------ Input records

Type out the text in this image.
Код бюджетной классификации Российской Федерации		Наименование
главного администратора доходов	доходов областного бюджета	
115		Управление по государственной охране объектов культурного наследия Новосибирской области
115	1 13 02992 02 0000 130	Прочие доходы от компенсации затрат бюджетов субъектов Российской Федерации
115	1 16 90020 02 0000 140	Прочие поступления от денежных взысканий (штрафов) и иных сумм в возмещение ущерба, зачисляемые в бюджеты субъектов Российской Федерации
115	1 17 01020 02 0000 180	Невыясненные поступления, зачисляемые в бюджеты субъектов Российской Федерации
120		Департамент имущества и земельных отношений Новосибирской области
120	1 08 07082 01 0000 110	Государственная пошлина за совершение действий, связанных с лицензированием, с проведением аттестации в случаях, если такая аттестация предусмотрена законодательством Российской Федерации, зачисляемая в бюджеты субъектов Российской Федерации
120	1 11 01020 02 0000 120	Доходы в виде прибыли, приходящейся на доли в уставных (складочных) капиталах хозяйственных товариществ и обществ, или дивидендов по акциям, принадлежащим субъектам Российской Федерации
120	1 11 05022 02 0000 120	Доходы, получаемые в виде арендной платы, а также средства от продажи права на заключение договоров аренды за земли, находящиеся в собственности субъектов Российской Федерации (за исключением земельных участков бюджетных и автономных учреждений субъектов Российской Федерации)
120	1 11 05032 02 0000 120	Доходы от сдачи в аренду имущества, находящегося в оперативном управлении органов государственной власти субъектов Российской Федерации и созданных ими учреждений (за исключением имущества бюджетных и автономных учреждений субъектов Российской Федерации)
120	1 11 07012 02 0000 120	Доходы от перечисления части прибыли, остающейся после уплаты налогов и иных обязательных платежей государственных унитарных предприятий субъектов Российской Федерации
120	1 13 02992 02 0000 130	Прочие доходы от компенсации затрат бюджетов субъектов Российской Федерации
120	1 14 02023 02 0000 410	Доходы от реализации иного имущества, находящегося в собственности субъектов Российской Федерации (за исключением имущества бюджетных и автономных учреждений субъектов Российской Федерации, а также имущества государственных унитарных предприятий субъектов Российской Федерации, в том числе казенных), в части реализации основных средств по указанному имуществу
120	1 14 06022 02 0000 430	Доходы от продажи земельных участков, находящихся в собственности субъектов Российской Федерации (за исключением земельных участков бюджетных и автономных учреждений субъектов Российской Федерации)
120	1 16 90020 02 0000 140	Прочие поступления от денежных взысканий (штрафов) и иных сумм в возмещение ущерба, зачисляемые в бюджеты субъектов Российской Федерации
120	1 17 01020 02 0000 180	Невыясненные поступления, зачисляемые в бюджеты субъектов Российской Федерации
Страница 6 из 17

------------

[Written request]: Within the data above, count the lines that contain the string "денежных"; the reply is the number alone.

[Answer to this problem]: 2